_Task goal_:
Extract the text of each entry below exactly, leaving every image behind.

┏━━

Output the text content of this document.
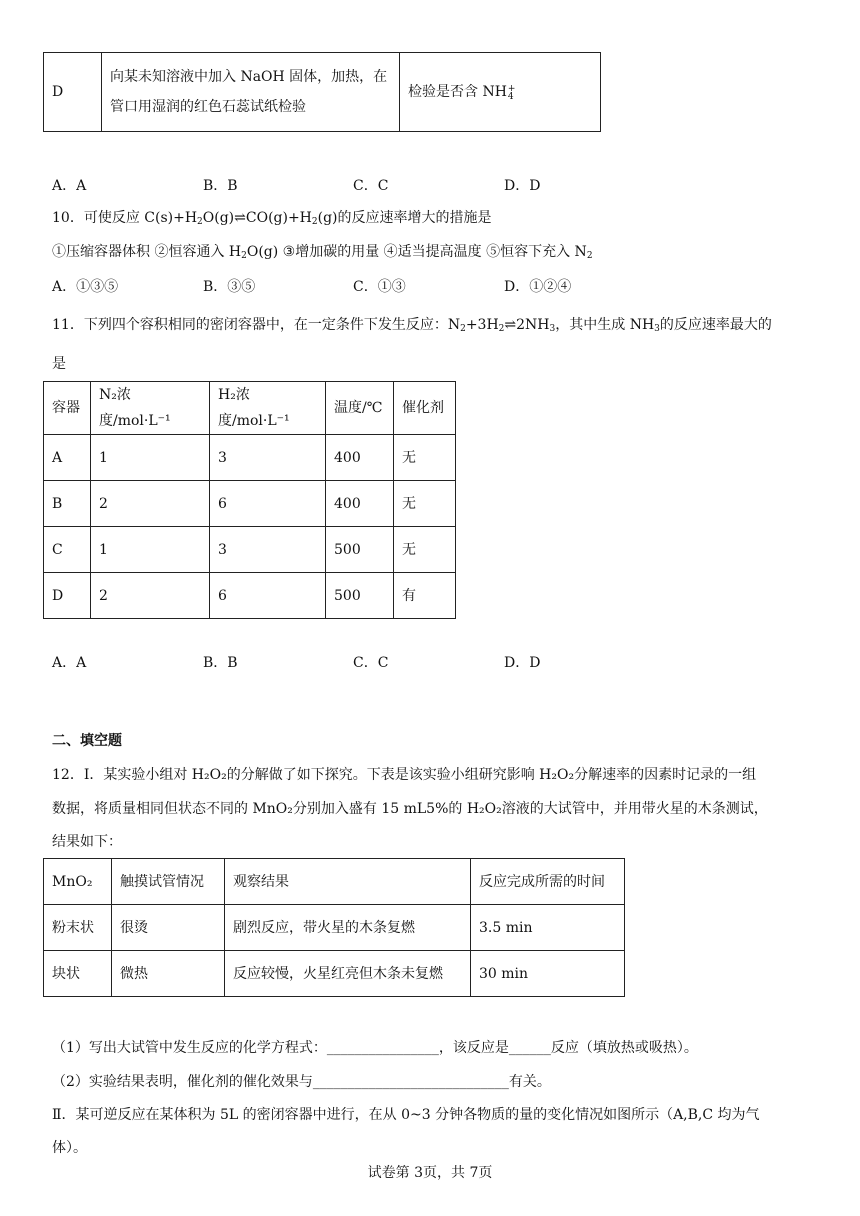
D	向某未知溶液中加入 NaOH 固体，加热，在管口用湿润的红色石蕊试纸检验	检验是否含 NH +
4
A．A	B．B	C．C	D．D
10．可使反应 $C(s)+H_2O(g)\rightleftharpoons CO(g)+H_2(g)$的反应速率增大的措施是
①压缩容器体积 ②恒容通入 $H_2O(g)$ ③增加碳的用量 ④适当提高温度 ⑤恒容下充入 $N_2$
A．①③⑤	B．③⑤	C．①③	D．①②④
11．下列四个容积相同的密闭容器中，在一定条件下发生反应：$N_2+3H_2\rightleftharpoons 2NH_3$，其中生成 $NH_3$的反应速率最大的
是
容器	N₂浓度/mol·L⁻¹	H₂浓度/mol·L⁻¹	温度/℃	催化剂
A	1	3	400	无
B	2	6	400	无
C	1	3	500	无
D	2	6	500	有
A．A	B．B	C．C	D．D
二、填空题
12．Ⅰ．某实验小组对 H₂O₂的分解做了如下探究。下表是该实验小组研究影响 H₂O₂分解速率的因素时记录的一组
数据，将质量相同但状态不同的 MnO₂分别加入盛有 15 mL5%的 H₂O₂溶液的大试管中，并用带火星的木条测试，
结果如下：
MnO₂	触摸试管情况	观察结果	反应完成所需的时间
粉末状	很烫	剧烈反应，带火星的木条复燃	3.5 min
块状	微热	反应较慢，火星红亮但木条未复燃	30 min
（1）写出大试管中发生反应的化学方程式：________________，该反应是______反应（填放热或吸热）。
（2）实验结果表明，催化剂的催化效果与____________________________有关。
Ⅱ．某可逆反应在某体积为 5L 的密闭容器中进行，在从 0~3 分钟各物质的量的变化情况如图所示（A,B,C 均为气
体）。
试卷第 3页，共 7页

┗━━

_Correct answer_:
Output the text content of this document.
D	向某未知溶液中加入 NaOH 固体，加热，在管口用湿润的红色石蕊试纸检验	检验是否含 NH +
4
A．A	B．B	C．C	D．D
10．可使反应 $C(s)+H_2O(g)\rightleftharpoons CO(g)+H_2(g)$的反应速率增大的措施是
①压缩容器体积 ②恒容通入 $H_2O(g)$ ③增加碳的用量 ④适当提高温度 ⑤恒容下充入 $N_2$
A．①③⑤	B．③⑤	C．①③	D．①②④
11．下列四个容积相同的密闭容器中，在一定条件下发生反应：$N_2+3H_2\rightleftharpoons 2NH_3$，其中生成 $NH_3$的反应速率最大的
是
容器	N₂浓度/mol·L⁻¹	H₂浓度/mol·L⁻¹	温度/℃	催化剂
A	1	3	400	无
B	2	6	400	无
C	1	3	500	无
D	2	6	500	有
A．A	B．B	C．C	D．D
二、填空题
12．Ⅰ．某实验小组对 H₂O₂的分解做了如下探究。下表是该实验小组研究影响 H₂O₂分解速率的因素时记录的一组
数据，将质量相同但状态不同的 MnO₂分别加入盛有 15 mL5%的 H₂O₂溶液的大试管中，并用带火星的木条测试，
结果如下：
MnO₂	触摸试管情况	观察结果	反应完成所需的时间
粉末状	很烫	剧烈反应，带火星的木条复燃	3.5 min
块状	微热	反应较慢，火星红亮但木条未复燃	30 min
（1）写出大试管中发生反应的化学方程式：________________，该反应是______反应（填放热或吸热）。
（2）实验结果表明，催化剂的催化效果与____________________________有关。
Ⅱ．某可逆反应在某体积为 5L 的密闭容器中进行，在从 0~3 分钟各物质的量的变化情况如图所示（A,B,C 均为气
体）。
试卷第 3页，共 7页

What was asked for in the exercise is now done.